- Problem to work on: Please write the listing below out again exactly, leaving every picture behind.
···
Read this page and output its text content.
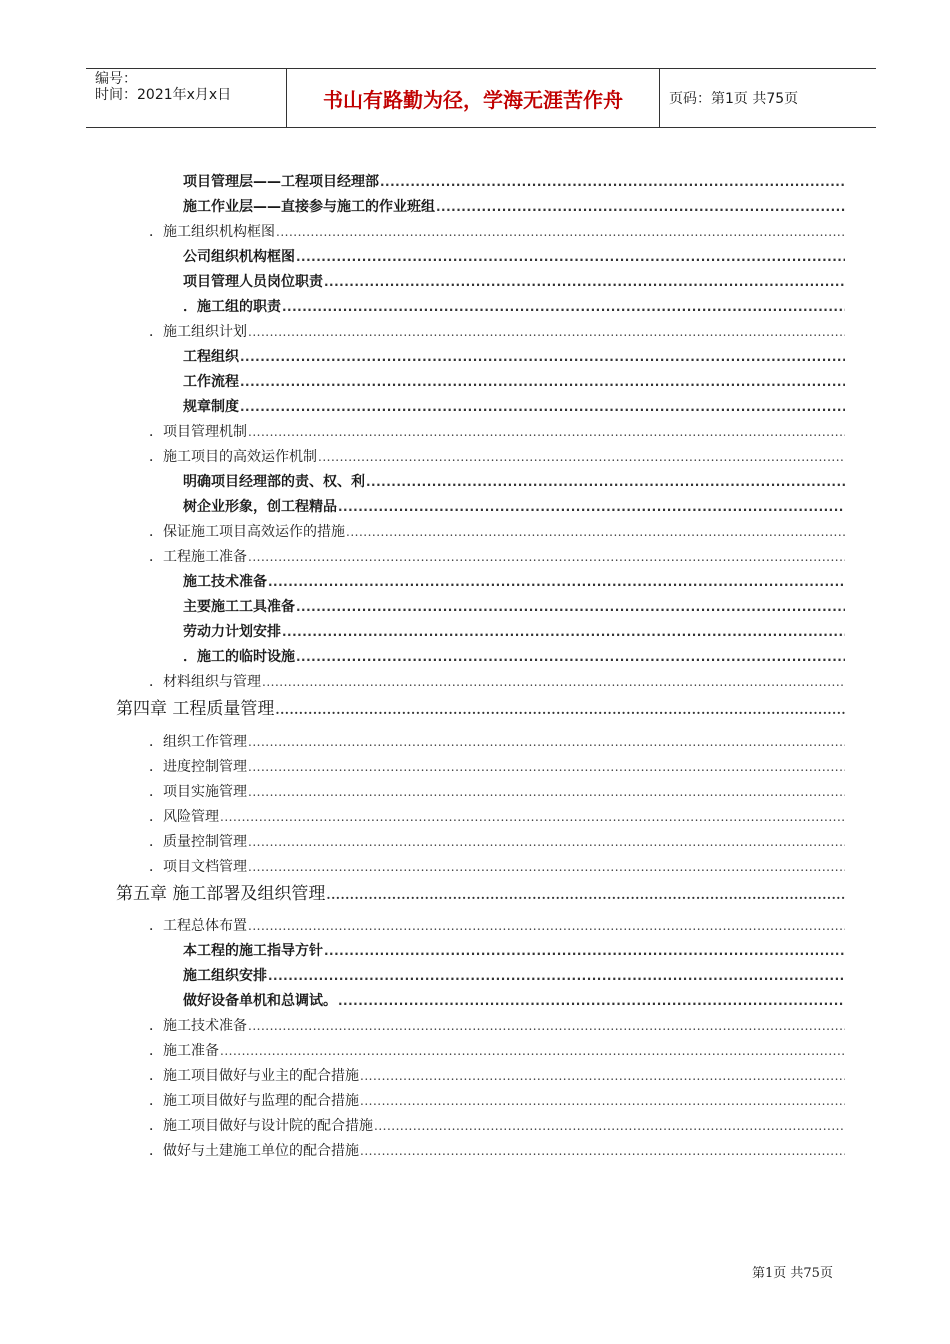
编号：
时间：2021年x月x日	书山有路勤为径，学海无涯苦作舟	页码：第1页 共75页
项目管理层——工程项目经理部
.....
施工作业层——直接参与施工的作业班组
.....
．施工组织机构框图
.....
公司组织机构框图
.....
项目管理人员岗位职责
.....
．施工组的职责
.....
．施工组织计划
.....
工程组织
.....
工作流程
.....
规章制度
.....
．项目管理机制
.....
．施工项目的高效运作机制
.....
明确项目经理部的责、权、利
.....
树企业形象，创工程精品
.....
．保证施工项目高效运作的措施
.....
．工程施工准备
.....
施工技术准备
.....
主要施工工具准备
.....
劳动力计划安排
.....
．施工的临时设施
.....
．材料组织与管理
.....
第四章 工程质量管理
.....
．组织工作管理
.....
．进度控制管理
.....
．项目实施管理
.....
．风险管理
.....
．质量控制管理
.....
．项目文档管理
.....
第五章 施工部署及组织管理
.....
．工程总体布置
.....
本工程的施工指导方针
.....
施工组织安排
.....
做好设备单机和总调试。
.....
．施工技术准备
.....
．施工准备
.....
．施工项目做好与业主的配合措施
.....
．施工项目做好与监理的配合措施
.....
．施工项目做好与设计院的配合措施
.....
．做好与土建施工单位的配合措施
.....
第1页 共75页
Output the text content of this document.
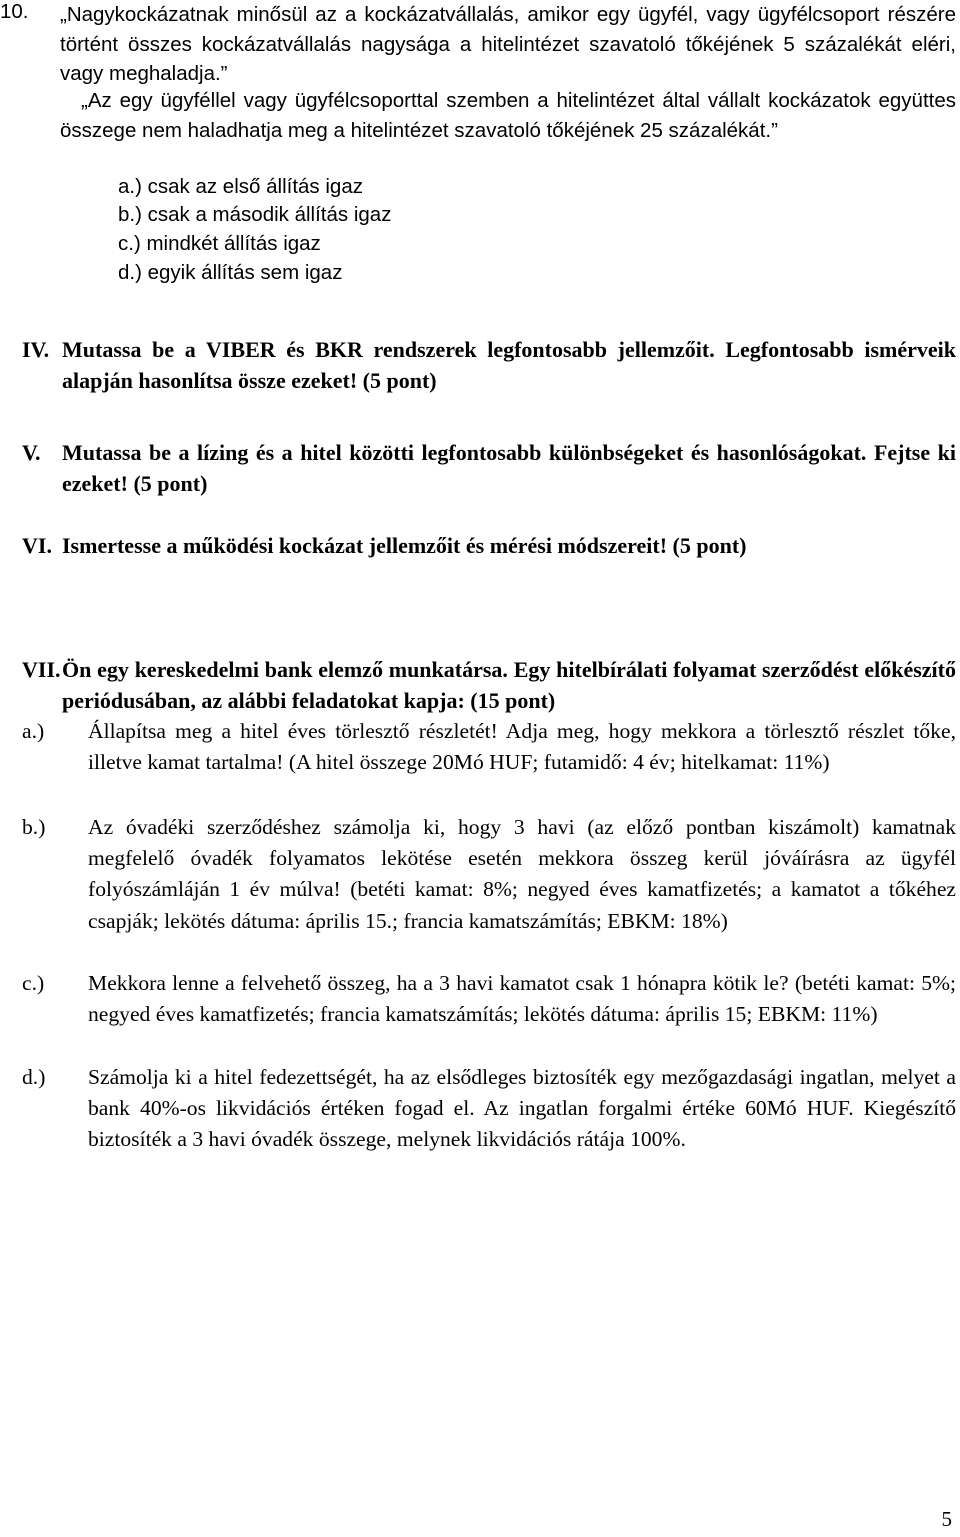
10. „Nagykockázatnak minősül az a kockázatvállalás, amikor egy ügyfél, vagy ügyfélcsoport részére történt összes kockázatvállalás nagysága a hitelintézet szavatoló tőkéjének 5 százalékát eléri, vagy meghaladja.”
„Az egy ügyféllel vagy ügyfélcsoporttal szemben a hitelintézet által vállalt kockázatok együttes összege nem haladhatja meg a hitelintézet szavatoló tőkéjének 25 százalékát.”
a.) csak az első állítás igaz
b.) csak a második állítás igaz
c.) mindkét állítás igaz
d.) egyik állítás sem igaz
IV. Mutassa be a VIBER és BKR rendszerek legfontosabb jellemzőit. Legfontosabb ismérveik alapján hasonlítsa össze ezeket! (5 pont)
V. Mutassa be a lízing és a hitel közötti legfontosabb különbségeket és hasonlóságokat. Fejtse ki ezeket! (5 pont)
VI. Ismertesse a működési kockázat jellemzőit és mérési módszereit! (5 pont)
VII. Ön egy kereskedelmi bank elemző munkatársa. Egy hitelbírálati folyamat szerződést előkészítő periódusában, az alábbi feladatokat kapja: (15 pont)
a.) Állapítsa meg a hitel éves törlesztő részletét! Adja meg, hogy mekkora a törlesztő részlet tőke, illetve kamat tartalma! (A hitel összege 20Mó HUF; futamidő: 4 év; hitelkamat: 11%)
b.) Az óvadéki szerződéshez számolja ki, hogy 3 havi (az előző pontban kiszámolt) kamatnak megfelelő óvadék folyamatos lekötése esetén mekkora összeg kerül jóváírásra az ügyfél folyószámláján 1 év múlva! (betéti kamat: 8%; negyed éves kamatfizetés; a kamatot a tőkéhez csapják; lekötés dátuma: április 15.; francia kamatszámítás; EBKM: 18%)
c.) Mekkora lenne a felvehető összeg, ha a 3 havi kamatot csak 1 hónapra kötik le? (betéti kamat: 5%; negyed éves kamatfizetés; francia kamatszámítás; lekötés dátuma: április 15; EBKM: 11%)
d.) Számolja ki a hitel fedezettségét, ha az elsődleges biztosíték egy mezőgazdasági ingatlan, melyet a bank 40%-os likvidációs értéken fogad el. Az ingatlan forgalmi értéke 60Mó HUF. Kiegészítő biztosíték a 3 havi óvadék összege, melynek likvidációs rátája 100%.
5
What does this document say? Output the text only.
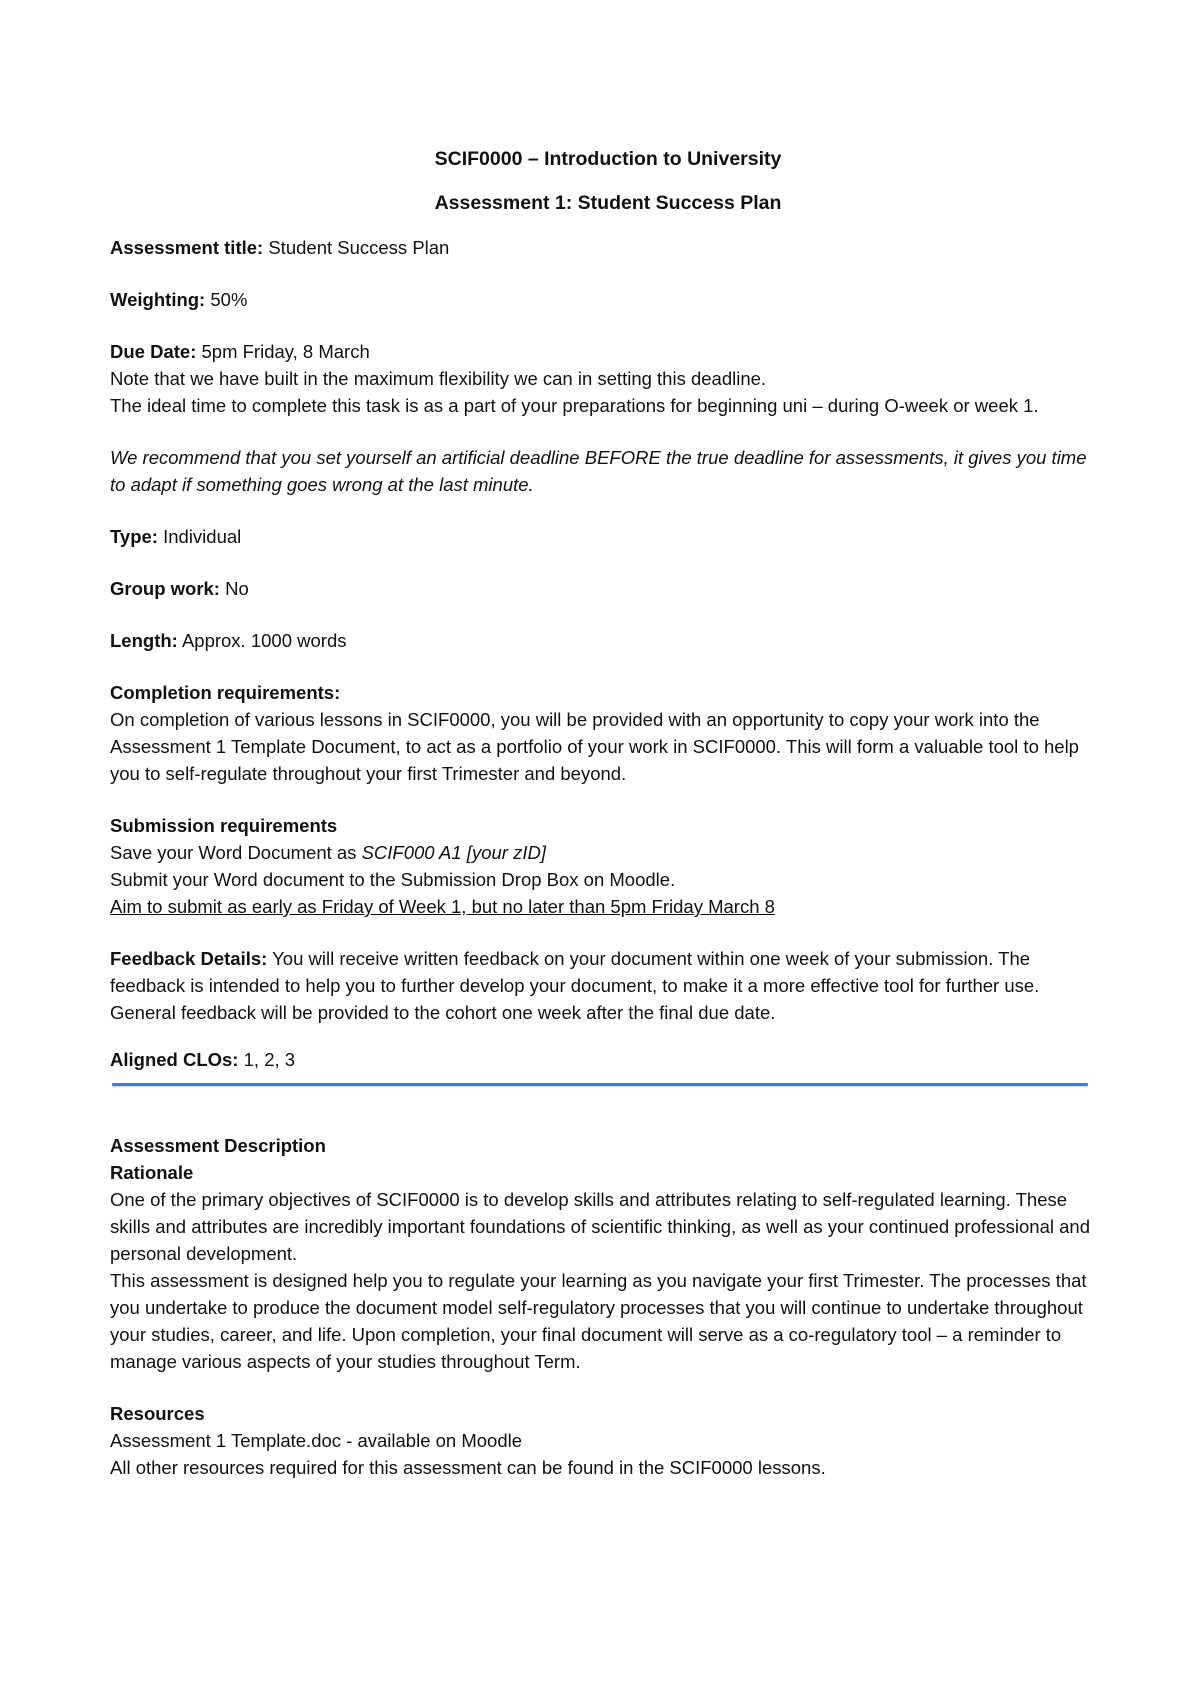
SCIF0000 – Introduction to University
Assessment 1: Student Success Plan
Assessment title: Student Success Plan
Weighting: 50%
Due Date: 5pm Friday, 8 March
Note that we have built in the maximum flexibility we can in setting this deadline.
The ideal time to complete this task is as a part of your preparations for beginning uni – during O-week or week 1.
We recommend that you set yourself an artificial deadline BEFORE the true deadline for assessments, it gives you time to adapt if something goes wrong at the last minute.
Type: Individual
Group work: No
Length: Approx. 1000 words
Completion requirements:
On completion of various lessons in SCIF0000, you will be provided with an opportunity to copy your work into the Assessment 1 Template Document, to act as a portfolio of your work in SCIF0000. This will form a valuable tool to help you to self-regulate throughout your first Trimester and beyond.
Submission requirements
Save your Word Document as SCIF000 A1 [your zID]
Submit your Word document to the Submission Drop Box on Moodle.
Aim to submit as early as Friday of Week 1, but no later than 5pm Friday March 8
Feedback Details: You will receive written feedback on your document within one week of your submission. The feedback is intended to help you to further develop your document, to make it a more effective tool for further use. General feedback will be provided to the cohort one week after the final due date.
Aligned CLOs: 1, 2, 3
Assessment Description
Rationale
One of the primary objectives of SCIF0000 is to develop skills and attributes relating to self-regulated learning. These skills and attributes are incredibly important foundations of scientific thinking, as well as your continued professional and personal development.
This assessment is designed help you to regulate your learning as you navigate your first Trimester. The processes that you undertake to produce the document model self-regulatory processes that you will continue to undertake throughout your studies, career, and life. Upon completion, your final document will serve as a co-regulatory tool – a reminder to manage various aspects of your studies throughout Term.
Resources
Assessment 1 Template.doc - available on Moodle
All other resources required for this assessment can be found in the SCIF0000 lessons.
···
- Solution to this problem:
Read this page and output its text content.
编号：
时间：2021年x月x日	书山有路勤为径，学海无涯苦作舟	页码：第1页 共75页
项目管理层——工程项目经理部
.....
施工作业层——直接参与施工的作业班组
.....
．施工组织机构框图
.....
公司组织机构框图
.....
项目管理人员岗位职责
.....
．施工组的职责
.....
．施工组织计划
.....
工程组织
.....
工作流程
.....
规章制度
.....
．项目管理机制
.....
．施工项目的高效运作机制
.....
明确项目经理部的责、权、利
.....
树企业形象，创工程精品
.....
．保证施工项目高效运作的措施
.....
．工程施工准备
.....
施工技术准备
.....
主要施工工具准备
.....
劳动力计划安排
.....
．施工的临时设施
.....
．材料组织与管理
.....
第四章 工程质量管理
.....
．组织工作管理
.....
．进度控制管理
.....
．项目实施管理
.....
．风险管理
.....
．质量控制管理
.....
．项目文档管理
.....
第五章 施工部署及组织管理
.....
．工程总体布置
.....
本工程的施工指导方针
.....
施工组织安排
.....
做好设备单机和总调试。
.....
．施工技术准备
.....
．施工准备
.....
．施工项目做好与业主的配合措施
.....
．施工项目做好与监理的配合措施
.....
．施工项目做好与设计院的配合措施
.....
．做好与土建施工单位的配合措施
.....
第1页 共75页
Output the text content of this document.
10. „Nagykockázatnak minősül az a kockázatvállalás, amikor egy ügyfél, vagy ügyfélcsoport részére történt összes kockázatvállalás nagysága a hitelintézet szavatoló tőkéjének 5 százalékát eléri, vagy meghaladja.”
„Az egy ügyféllel vagy ügyfélcsoporttal szemben a hitelintézet által vállalt kockázatok együttes összege nem haladhatja meg a hitelintézet szavatoló tőkéjének 25 százalékát.”
a.) csak az első állítás igaz
b.) csak a második állítás igaz
c.) mindkét állítás igaz
d.) egyik állítás sem igaz
IV. Mutassa be a VIBER és BKR rendszerek legfontosabb jellemzőit. Legfontosabb ismérveik alapján hasonlítsa össze ezeket! (5 pont)
V. Mutassa be a lízing és a hitel közötti legfontosabb különbségeket és hasonlóságokat. Fejtse ki ezeket! (5 pont)
VI. Ismertesse a működési kockázat jellemzőit és mérési módszereit! (5 pont)
VII. Ön egy kereskedelmi bank elemző munkatársa. Egy hitelbírálati folyamat szerződést előkészítő periódusában, az alábbi feladatokat kapja: (15 pont)
a.) Állapítsa meg a hitel éves törlesztő részletét! Adja meg, hogy mekkora a törlesztő részlet tőke, illetve kamat tartalma! (A hitel összege 20Mó HUF; futamidő: 4 év; hitelkamat: 11%)
b.) Az óvadéki szerződéshez számolja ki, hogy 3 havi (az előző pontban kiszámolt) kamatnak megfelelő óvadék folyamatos lekötése esetén mekkora összeg kerül jóváírásra az ügyfél folyószámláján 1 év múlva! (betéti kamat: 8%; negyed éves kamatfizetés; a kamatot a tőkéhez csapják; lekötés dátuma: április 15.; francia kamatszámítás; EBKM: 18%)
c.) Mekkora lenne a felvehető összeg, ha a 3 havi kamatot csak 1 hónapra kötik le? (betéti kamat: 5%; negyed éves kamatfizetés; francia kamatszámítás; lekötés dátuma: április 15; EBKM: 11%)
d.) Számolja ki a hitel fedezettségét, ha az elsődleges biztosíték egy mezőgazdasági ingatlan, melyet a bank 40%-os likvidációs értéken fogad el. Az ingatlan forgalmi értéke 60Mó HUF. Kiegészítő biztosíték a 3 havi óvadék összege, melynek likvidációs rátája 100%.
5
What does this document say? Output the text only.
SCIF0000 – Introduction to University
Assessment 1: Student Success Plan
Assessment title: Student Success Plan
Weighting: 50%
Due Date: 5pm Friday, 8 March
Note that we have built in the maximum flexibility we can in setting this deadline.
The ideal time to complete this task is as a part of your preparations for beginning uni – during O-week or week 1.
We recommend that you set yourself an artificial deadline BEFORE the true deadline for assessments, it gives you time to adapt if something goes wrong at the last minute.
Type: Individual
Group work: No
Length: Approx. 1000 words
Completion requirements:
On completion of various lessons in SCIF0000, you will be provided with an opportunity to copy your work into the Assessment 1 Template Document, to act as a portfolio of your work in SCIF0000. This will form a valuable tool to help you to self-regulate throughout your first Trimester and beyond.
Submission requirements
Save your Word Document as SCIF000 A1 [your zID]
Submit your Word document to the Submission Drop Box on Moodle.
Aim to submit as early as Friday of Week 1, but no later than 5pm Friday March 8
Feedback Details: You will receive written feedback on your document within one week of your submission. The feedback is intended to help you to further develop your document, to make it a more effective tool for further use. General feedback will be provided to the cohort one week after the final due date.
Aligned CLOs: 1, 2, 3
Assessment Description
Rationale
One of the primary objectives of SCIF0000 is to develop skills and attributes relating to self-regulated learning. These skills and attributes are incredibly important foundations of scientific thinking, as well as your continued professional and personal development.
This assessment is designed help you to regulate your learning as you navigate your first Trimester. The processes that you undertake to produce the document model self-regulatory processes that you will continue to undertake throughout your studies, career, and life. Upon completion, your final document will serve as a co-regulatory tool – a reminder to manage various aspects of your studies throughout Term.
Resources
Assessment 1 Template.doc - available on Moodle
All other resources required for this assessment can be found in the SCIF0000 lessons.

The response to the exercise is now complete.